PROVIDED PASSAGE:
::::::::

Waste Watch – Alameda Ready to Pull the Plug on Telecom Business



Remember back in the mid-1990s, when everyone and their mother wanted a piece of the booming communications industry?

Well, the City of Alameda was part of that crowd. But now after a decade, the City’s venture in providing cable TV and Internet services to its residents may come to an end.

According to the San Francisco Chronicle (March 25th), officials from the city-owned Alameda Power & Telecom laid out the options for the public in a presentations to the city’s public utilities board. Unfortunately, none of the options is likely to recover the $85 million the city spent to launch and operate the service.

And, if that isn’t enough, Alameda, which has a general fund budget of $80 million this year, is due to make a $33 million balloon payment next year on the original construction bond for the telecom system. 

Girish Balachandran, the utility’s general manager, confirmed that a consultant has been hired to identify and contact parties interested in buying the telecom service and its 15,000 subscribers – who make up about half the cable business in the city of 74,000 residents.

“A business decision like this is not completely predictable, but our goal is to reach a speedy conclusion,” Balachandran said. “It’s in everyone’s best interests.”

There was someone who saw the pointlessness of the venture. City Treasurer Kevin Kennedy, a financial planner and stockbroker by profession, saw this train coming a long way down the tracks and warned city officials of the danger it posed.

And when construction costs to lay fiber-optic cable and build the system wound up costing more than three times the original $25 million estimate, he knew the city was in trouble.

At the time, Kennedy argued that the system would never be able to recover the infrastructure costs it paid, even if it signed up every cable subscriber in the area.

He turned out to be right. 

“If there is anything we can learn, and hopefully not repeat… it’s [that it’s] tough enough to react to market changes in the private sector… [I]n a government structure[,], it can’t be done,” Kennedy said. “If you ran a hot dog stand, and the cost of hot dogs tripled tomorrow, you’d raise your prices the next day, but government can’t react that quickly.”

The City of Alameda made a big mistake, and it is going to cost the city’s taxpayers big bucks and big service-displacement headaches.

::::::::

INFORMATION SHOWN:
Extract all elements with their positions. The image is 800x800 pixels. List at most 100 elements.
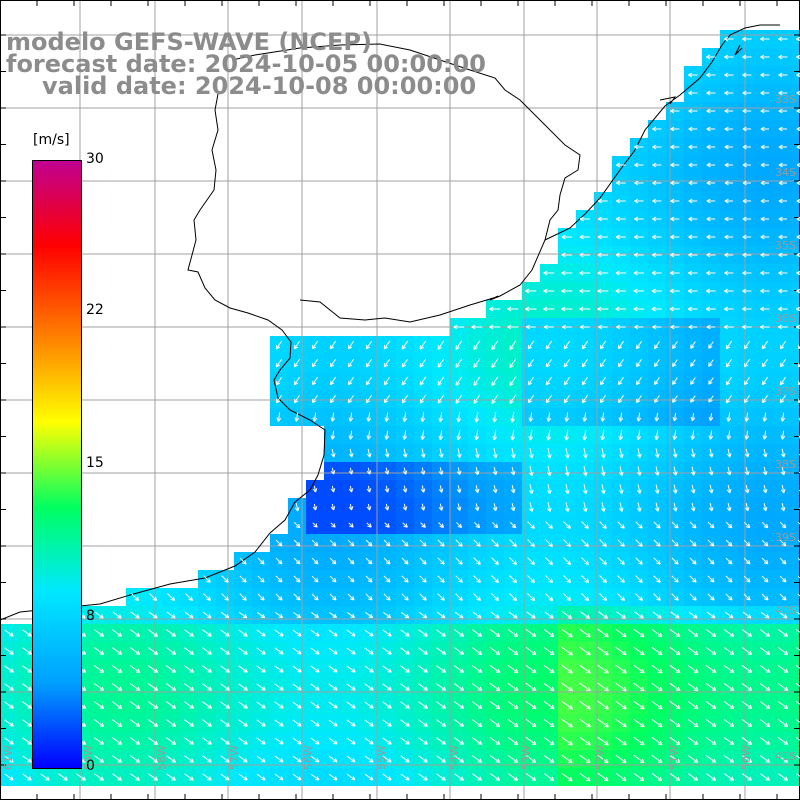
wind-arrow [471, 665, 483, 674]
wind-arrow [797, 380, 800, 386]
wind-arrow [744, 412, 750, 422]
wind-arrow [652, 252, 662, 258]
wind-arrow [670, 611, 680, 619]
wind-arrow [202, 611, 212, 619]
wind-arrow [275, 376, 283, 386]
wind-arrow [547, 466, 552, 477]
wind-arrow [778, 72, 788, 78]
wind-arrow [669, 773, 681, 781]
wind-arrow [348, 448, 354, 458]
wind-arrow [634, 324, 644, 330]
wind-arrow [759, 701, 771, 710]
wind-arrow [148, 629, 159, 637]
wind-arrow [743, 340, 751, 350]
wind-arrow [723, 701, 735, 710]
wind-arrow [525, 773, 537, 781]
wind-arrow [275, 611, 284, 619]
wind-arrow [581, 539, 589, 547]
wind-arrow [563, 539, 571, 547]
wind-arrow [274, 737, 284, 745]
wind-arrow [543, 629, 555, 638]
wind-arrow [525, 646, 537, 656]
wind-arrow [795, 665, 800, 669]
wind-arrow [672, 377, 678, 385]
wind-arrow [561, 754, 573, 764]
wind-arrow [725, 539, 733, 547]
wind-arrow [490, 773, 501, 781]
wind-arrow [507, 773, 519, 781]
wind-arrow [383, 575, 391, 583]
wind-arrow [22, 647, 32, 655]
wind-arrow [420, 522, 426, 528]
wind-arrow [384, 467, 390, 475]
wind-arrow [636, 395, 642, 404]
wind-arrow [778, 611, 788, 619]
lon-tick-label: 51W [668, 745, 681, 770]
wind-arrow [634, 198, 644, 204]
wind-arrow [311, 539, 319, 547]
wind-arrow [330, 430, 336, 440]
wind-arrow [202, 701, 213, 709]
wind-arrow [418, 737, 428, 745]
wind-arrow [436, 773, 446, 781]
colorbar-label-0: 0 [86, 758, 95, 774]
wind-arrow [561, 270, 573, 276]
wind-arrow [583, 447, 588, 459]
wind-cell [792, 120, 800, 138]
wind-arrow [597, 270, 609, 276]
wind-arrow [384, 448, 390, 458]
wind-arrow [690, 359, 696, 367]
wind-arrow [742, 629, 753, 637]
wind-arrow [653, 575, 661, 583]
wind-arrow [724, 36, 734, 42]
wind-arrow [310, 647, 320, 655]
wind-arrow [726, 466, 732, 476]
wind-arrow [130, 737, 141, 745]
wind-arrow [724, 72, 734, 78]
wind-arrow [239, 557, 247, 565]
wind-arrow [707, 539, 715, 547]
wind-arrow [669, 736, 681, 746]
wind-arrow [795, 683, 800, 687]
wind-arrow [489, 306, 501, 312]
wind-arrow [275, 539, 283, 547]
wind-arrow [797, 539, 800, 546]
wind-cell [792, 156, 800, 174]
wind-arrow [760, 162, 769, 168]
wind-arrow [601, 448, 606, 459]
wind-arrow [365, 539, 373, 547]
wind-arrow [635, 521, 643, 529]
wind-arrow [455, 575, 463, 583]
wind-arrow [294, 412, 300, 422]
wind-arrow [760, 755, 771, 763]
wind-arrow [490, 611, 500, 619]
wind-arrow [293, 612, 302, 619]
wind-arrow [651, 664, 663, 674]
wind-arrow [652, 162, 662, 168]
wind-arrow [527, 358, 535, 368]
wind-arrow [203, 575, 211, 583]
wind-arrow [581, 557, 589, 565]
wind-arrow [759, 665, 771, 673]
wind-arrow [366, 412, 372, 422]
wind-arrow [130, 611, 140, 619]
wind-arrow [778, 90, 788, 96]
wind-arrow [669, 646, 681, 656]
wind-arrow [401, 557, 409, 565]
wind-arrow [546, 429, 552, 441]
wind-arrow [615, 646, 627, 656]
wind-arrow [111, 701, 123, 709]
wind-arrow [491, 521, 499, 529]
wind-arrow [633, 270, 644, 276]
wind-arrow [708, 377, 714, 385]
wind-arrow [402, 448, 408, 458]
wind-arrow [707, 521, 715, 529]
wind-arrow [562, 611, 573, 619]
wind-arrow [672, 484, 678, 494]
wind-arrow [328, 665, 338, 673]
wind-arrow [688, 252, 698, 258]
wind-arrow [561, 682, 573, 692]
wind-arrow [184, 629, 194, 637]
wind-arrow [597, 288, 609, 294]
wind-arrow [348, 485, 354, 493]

::::::::

PROBLEMS TO WORK ON:
1 > Reproduce the passage of the article on Alameda's telecom venture starting with "Waste Watch –" and going on through "operate the service.".
2 > According to the article on Alameda's telecom venture, what was the original cost estimate for building the system?
Rely only on the article on Alameda's telecom venture.

RESPONSES PER TASK:
1 >
Waste Watch – Alameda Ready to Pull the Plug on Telecom Business



Remember back in the mid-1990s, when everyone and their mother wanted a piece of the booming communications industry?

Well, the City of Alameda was part of that crowd. But now after a decade, the City’s venture in providing cable TV and Internet services to its residents may come to an end.

According to the San Francisco Chronicle (March 25th), officials from the city-owned Alameda Power & Telecom laid out the options for the public in a presentations to the city’s public utilities board. Unfortunately, none of the options is likely to recover the $85 million the city spent to launch and operate the service.

2 > $25 million